> **TO DO**: Track down every line below that holds "pouvait" and copy it.

[Recorded data]

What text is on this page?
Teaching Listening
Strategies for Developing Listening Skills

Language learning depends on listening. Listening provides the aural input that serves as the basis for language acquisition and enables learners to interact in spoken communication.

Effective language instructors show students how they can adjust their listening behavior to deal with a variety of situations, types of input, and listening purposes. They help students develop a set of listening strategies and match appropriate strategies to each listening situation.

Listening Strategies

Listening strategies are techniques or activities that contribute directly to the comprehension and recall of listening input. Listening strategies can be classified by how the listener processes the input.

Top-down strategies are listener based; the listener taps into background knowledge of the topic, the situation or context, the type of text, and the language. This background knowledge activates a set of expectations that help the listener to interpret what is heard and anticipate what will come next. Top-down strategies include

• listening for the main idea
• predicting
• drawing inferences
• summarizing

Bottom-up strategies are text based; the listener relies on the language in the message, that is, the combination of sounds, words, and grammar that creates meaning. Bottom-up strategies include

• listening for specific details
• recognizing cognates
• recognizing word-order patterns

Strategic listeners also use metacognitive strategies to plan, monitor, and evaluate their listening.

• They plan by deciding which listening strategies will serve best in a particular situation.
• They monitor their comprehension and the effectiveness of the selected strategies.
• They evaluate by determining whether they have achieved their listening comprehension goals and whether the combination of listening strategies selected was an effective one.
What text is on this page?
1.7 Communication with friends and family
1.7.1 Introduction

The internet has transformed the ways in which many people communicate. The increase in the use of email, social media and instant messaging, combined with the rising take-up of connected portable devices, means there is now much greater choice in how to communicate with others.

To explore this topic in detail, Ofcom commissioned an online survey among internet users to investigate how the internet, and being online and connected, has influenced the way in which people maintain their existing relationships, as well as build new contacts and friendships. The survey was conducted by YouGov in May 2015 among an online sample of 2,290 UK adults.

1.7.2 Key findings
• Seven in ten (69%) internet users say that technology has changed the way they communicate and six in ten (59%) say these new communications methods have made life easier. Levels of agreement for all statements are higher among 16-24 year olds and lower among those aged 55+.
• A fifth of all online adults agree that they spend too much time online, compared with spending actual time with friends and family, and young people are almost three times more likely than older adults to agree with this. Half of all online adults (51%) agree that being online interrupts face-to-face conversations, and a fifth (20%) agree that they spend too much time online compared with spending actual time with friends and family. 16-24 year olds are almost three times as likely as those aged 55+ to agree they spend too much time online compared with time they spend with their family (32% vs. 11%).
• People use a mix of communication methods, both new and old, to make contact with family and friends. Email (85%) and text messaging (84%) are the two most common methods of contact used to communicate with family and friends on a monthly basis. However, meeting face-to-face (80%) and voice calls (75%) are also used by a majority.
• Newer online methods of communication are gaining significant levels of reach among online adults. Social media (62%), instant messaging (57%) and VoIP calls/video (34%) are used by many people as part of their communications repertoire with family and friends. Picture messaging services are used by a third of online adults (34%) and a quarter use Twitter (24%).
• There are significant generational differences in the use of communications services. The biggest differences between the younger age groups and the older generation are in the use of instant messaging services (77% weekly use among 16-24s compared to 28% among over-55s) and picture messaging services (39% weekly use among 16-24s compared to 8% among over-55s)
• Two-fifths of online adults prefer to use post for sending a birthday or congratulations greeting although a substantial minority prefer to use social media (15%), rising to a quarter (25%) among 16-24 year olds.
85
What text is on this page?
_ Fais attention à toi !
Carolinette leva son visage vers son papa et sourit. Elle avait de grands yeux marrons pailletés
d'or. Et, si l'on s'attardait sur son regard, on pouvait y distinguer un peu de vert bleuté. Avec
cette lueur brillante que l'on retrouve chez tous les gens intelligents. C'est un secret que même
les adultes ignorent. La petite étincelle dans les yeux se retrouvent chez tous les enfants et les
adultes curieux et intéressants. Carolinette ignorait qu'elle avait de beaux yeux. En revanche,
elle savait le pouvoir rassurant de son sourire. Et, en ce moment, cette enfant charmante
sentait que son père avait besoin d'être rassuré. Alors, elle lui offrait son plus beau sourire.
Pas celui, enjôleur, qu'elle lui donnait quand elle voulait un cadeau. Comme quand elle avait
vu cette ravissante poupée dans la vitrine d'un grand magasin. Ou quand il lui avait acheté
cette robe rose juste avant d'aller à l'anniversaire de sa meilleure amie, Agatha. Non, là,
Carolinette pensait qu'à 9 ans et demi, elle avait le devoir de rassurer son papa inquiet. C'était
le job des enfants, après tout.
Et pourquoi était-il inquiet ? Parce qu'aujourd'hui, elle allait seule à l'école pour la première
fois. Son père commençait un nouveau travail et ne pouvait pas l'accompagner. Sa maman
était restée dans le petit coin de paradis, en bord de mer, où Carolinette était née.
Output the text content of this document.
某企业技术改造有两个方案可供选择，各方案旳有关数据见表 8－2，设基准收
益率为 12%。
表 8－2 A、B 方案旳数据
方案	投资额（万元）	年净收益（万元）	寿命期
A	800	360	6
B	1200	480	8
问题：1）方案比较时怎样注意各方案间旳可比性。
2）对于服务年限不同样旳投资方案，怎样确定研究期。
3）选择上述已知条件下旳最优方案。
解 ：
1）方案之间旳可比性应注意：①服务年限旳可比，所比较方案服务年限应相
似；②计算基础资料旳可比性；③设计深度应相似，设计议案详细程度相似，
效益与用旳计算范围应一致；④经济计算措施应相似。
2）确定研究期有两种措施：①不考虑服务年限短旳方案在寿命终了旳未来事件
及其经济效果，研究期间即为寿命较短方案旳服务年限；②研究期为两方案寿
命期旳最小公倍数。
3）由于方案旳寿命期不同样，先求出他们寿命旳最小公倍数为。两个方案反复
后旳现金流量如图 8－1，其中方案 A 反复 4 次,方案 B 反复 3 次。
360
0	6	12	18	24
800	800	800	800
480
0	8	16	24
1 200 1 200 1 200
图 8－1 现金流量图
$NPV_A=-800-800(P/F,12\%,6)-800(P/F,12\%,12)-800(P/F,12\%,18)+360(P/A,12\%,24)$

> **THE RESPONSE**:
d'or. Et, si l'on s'attardait sur son regard, on pouvait y distinguer un peu de vert bleuté. Avec
fois. Son père commençait un nouveau travail et ne pouvait pas l'accompagner. Sa maman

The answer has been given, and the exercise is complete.